### Exercise brief
Copy each line exactly. Drop every picture.

[Rows from a dataset]
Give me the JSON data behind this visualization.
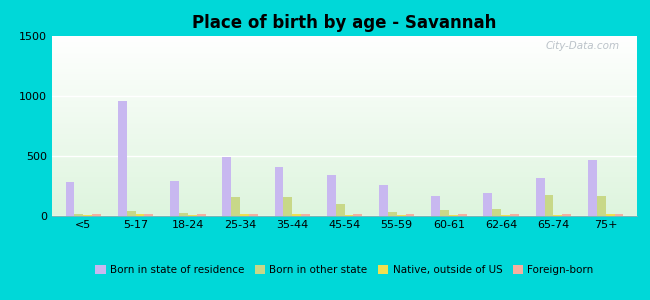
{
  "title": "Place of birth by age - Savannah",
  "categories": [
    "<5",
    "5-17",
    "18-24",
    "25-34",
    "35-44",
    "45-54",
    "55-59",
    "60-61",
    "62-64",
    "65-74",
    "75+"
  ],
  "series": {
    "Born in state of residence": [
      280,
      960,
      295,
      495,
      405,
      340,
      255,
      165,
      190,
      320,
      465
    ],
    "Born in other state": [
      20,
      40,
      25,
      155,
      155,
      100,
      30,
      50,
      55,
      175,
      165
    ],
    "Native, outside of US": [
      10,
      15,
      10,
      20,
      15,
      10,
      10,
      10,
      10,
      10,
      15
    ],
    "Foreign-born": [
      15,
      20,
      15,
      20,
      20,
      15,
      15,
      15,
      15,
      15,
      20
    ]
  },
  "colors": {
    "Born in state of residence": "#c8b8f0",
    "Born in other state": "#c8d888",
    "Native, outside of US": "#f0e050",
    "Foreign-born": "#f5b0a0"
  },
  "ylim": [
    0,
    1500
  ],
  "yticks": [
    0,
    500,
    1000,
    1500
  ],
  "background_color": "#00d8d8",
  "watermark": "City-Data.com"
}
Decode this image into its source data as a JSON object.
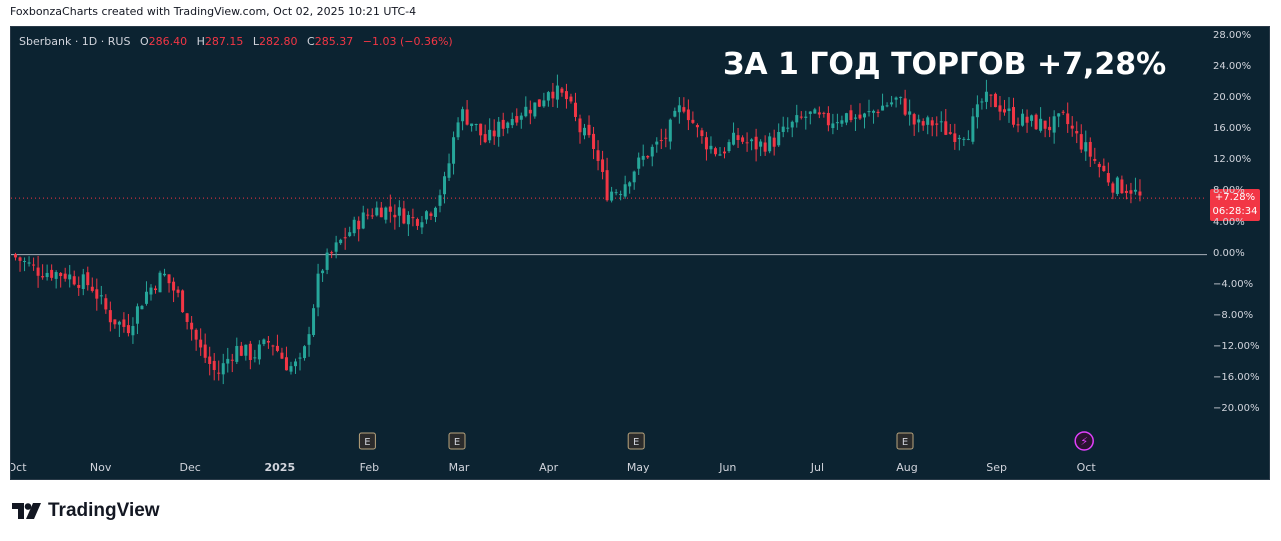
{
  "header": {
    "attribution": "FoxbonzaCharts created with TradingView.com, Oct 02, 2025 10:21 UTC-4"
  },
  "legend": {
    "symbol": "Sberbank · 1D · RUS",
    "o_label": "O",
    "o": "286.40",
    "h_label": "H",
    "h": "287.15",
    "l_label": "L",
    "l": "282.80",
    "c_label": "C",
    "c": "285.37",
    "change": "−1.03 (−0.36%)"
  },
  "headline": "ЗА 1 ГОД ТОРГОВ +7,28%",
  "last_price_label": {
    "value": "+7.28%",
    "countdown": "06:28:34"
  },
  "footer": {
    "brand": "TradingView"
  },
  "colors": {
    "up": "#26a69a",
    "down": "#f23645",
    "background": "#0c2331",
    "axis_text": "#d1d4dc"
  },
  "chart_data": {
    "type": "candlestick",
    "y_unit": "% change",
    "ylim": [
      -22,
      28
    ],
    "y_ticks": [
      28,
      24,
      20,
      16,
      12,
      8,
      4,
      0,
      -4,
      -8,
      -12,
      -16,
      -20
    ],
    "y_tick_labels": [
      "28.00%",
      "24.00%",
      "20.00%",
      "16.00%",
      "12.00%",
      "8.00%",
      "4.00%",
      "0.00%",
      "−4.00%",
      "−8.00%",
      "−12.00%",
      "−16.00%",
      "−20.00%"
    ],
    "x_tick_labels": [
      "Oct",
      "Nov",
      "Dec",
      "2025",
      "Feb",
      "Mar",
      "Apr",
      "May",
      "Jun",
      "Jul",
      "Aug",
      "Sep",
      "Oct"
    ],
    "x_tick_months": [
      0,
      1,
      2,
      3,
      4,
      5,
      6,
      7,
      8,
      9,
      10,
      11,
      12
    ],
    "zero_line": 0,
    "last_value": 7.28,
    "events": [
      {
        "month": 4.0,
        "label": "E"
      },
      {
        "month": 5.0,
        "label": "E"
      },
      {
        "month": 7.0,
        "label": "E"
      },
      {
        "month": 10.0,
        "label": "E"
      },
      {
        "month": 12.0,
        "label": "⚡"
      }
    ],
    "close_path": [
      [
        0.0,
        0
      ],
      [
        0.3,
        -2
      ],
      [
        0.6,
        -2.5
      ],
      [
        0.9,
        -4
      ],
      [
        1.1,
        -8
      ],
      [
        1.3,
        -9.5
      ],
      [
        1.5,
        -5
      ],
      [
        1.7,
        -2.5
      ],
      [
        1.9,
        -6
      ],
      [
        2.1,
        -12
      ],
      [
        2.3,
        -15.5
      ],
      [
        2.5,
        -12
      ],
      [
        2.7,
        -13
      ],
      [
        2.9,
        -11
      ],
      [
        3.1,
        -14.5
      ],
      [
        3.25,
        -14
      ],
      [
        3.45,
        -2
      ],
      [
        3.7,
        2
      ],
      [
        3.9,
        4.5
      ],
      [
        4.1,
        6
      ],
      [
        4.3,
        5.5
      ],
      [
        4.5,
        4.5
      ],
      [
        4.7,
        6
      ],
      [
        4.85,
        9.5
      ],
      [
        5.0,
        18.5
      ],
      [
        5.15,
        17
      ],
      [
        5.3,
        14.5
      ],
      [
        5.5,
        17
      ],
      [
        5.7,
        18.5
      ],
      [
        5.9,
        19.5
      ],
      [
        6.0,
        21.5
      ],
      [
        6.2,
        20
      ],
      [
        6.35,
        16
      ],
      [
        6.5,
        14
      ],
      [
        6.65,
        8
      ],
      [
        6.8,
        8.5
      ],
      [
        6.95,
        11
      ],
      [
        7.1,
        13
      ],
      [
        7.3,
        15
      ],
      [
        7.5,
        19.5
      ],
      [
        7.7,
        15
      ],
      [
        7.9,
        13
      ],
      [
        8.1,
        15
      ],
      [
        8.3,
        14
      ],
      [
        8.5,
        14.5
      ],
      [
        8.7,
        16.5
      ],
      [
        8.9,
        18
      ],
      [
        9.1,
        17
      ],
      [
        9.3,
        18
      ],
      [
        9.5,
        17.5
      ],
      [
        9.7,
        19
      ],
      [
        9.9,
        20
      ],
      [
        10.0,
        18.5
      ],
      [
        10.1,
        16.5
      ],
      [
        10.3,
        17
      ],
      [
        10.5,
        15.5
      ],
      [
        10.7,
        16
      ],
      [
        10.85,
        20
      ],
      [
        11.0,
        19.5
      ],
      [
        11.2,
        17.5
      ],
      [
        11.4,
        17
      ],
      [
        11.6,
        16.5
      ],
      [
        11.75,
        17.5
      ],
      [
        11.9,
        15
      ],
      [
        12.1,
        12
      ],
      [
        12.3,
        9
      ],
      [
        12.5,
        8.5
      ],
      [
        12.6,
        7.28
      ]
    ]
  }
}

### Result for this exercise
Give me the JSON data behind this visualization.
{
  "title": "Place of birth by age - Savannah",
  "categories": [
    "<5",
    "5-17",
    "18-24",
    "25-34",
    "35-44",
    "45-54",
    "55-59",
    "60-61",
    "62-64",
    "65-74",
    "75+"
  ],
  "series": {
    "Born in state of residence": [
      280,
      960,
      295,
      495,
      405,
      340,
      255,
      165,
      190,
      320,
      465
    ],
    "Born in other state": [
      20,
      40,
      25,
      155,
      155,
      100,
      30,
      50,
      55,
      175,
      165
    ],
    "Native, outside of US": [
      10,
      15,
      10,
      20,
      15,
      10,
      10,
      10,
      10,
      10,
      15
    ],
    "Foreign-born": [
      15,
      20,
      15,
      20,
      20,
      15,
      15,
      15,
      15,
      15,
      20
    ]
  },
  "colors": {
    "Born in state of residence": "#c8b8f0",
    "Born in other state": "#c8d888",
    "Native, outside of US": "#f0e050",
    "Foreign-born": "#f5b0a0"
  },
  "ylim": [
    0,
    1500
  ],
  "yticks": [
    0,
    500,
    1000,
    1500
  ],
  "background_color": "#00d8d8",
  "watermark": "City-Data.com"
}
Decode this image into its source data as a JSON object.
{
  "header": {
    "attribution": "FoxbonzaCharts created with TradingView.com, Oct 02, 2025 10:21 UTC-4"
  },
  "legend": {
    "symbol": "Sberbank · 1D · RUS",
    "o_label": "O",
    "o": "286.40",
    "h_label": "H",
    "h": "287.15",
    "l_label": "L",
    "l": "282.80",
    "c_label": "C",
    "c": "285.37",
    "change": "−1.03 (−0.36%)"
  },
  "headline": "ЗА 1 ГОД ТОРГОВ +7,28%",
  "last_price_label": {
    "value": "+7.28%",
    "countdown": "06:28:34"
  },
  "footer": {
    "brand": "TradingView"
  },
  "colors": {
    "up": "#26a69a",
    "down": "#f23645",
    "background": "#0c2331",
    "axis_text": "#d1d4dc"
  },
  "chart_data": {
    "type": "candlestick",
    "y_unit": "% change",
    "ylim": [
      -22,
      28
    ],
    "y_ticks": [
      28,
      24,
      20,
      16,
      12,
      8,
      4,
      0,
      -4,
      -8,
      -12,
      -16,
      -20
    ],
    "y_tick_labels": [
      "28.00%",
      "24.00%",
      "20.00%",
      "16.00%",
      "12.00%",
      "8.00%",
      "4.00%",
      "0.00%",
      "−4.00%",
      "−8.00%",
      "−12.00%",
      "−16.00%",
      "−20.00%"
    ],
    "x_tick_labels": [
      "Oct",
      "Nov",
      "Dec",
      "2025",
      "Feb",
      "Mar",
      "Apr",
      "May",
      "Jun",
      "Jul",
      "Aug",
      "Sep",
      "Oct"
    ],
    "x_tick_months": [
      0,
      1,
      2,
      3,
      4,
      5,
      6,
      7,
      8,
      9,
      10,
      11,
      12
    ],
    "zero_line": 0,
    "last_value": 7.28,
    "events": [
      {
        "month": 4.0,
        "label": "E"
      },
      {
        "month": 5.0,
        "label": "E"
      },
      {
        "month": 7.0,
        "label": "E"
      },
      {
        "month": 10.0,
        "label": "E"
      },
      {
        "month": 12.0,
        "label": "⚡"
      }
    ],
    "close_path": [
      [
        0.0,
        0
      ],
      [
        0.3,
        -2
      ],
      [
        0.6,
        -2.5
      ],
      [
        0.9,
        -4
      ],
      [
        1.1,
        -8
      ],
      [
        1.3,
        -9.5
      ],
      [
        1.5,
        -5
      ],
      [
        1.7,
        -2.5
      ],
      [
        1.9,
        -6
      ],
      [
        2.1,
        -12
      ],
      [
        2.3,
        -15.5
      ],
      [
        2.5,
        -12
      ],
      [
        2.7,
        -13
      ],
      [
        2.9,
        -11
      ],
      [
        3.1,
        -14.5
      ],
      [
        3.25,
        -14
      ],
      [
        3.45,
        -2
      ],
      [
        3.7,
        2
      ],
      [
        3.9,
        4.5
      ],
      [
        4.1,
        6
      ],
      [
        4.3,
        5.5
      ],
      [
        4.5,
        4.5
      ],
      [
        4.7,
        6
      ],
      [
        4.85,
        9.5
      ],
      [
        5.0,
        18.5
      ],
      [
        5.15,
        17
      ],
      [
        5.3,
        14.5
      ],
      [
        5.5,
        17
      ],
      [
        5.7,
        18.5
      ],
      [
        5.9,
        19.5
      ],
      [
        6.0,
        21.5
      ],
      [
        6.2,
        20
      ],
      [
        6.35,
        16
      ],
      [
        6.5,
        14
      ],
      [
        6.65,
        8
      ],
      [
        6.8,
        8.5
      ],
      [
        6.95,
        11
      ],
      [
        7.1,
        13
      ],
      [
        7.3,
        15
      ],
      [
        7.5,
        19.5
      ],
      [
        7.7,
        15
      ],
      [
        7.9,
        13
      ],
      [
        8.1,
        15
      ],
      [
        8.3,
        14
      ],
      [
        8.5,
        14.5
      ],
      [
        8.7,
        16.5
      ],
      [
        8.9,
        18
      ],
      [
        9.1,
        17
      ],
      [
        9.3,
        18
      ],
      [
        9.5,
        17.5
      ],
      [
        9.7,
        19
      ],
      [
        9.9,
        20
      ],
      [
        10.0,
        18.5
      ],
      [
        10.1,
        16.5
      ],
      [
        10.3,
        17
      ],
      [
        10.5,
        15.5
      ],
      [
        10.7,
        16
      ],
      [
        10.85,
        20
      ],
      [
        11.0,
        19.5
      ],
      [
        11.2,
        17.5
      ],
      [
        11.4,
        17
      ],
      [
        11.6,
        16.5
      ],
      [
        11.75,
        17.5
      ],
      [
        11.9,
        15
      ],
      [
        12.1,
        12
      ],
      [
        12.3,
        9
      ],
      [
        12.5,
        8.5
      ],
      [
        12.6,
        7.28
      ]
    ]
  }
}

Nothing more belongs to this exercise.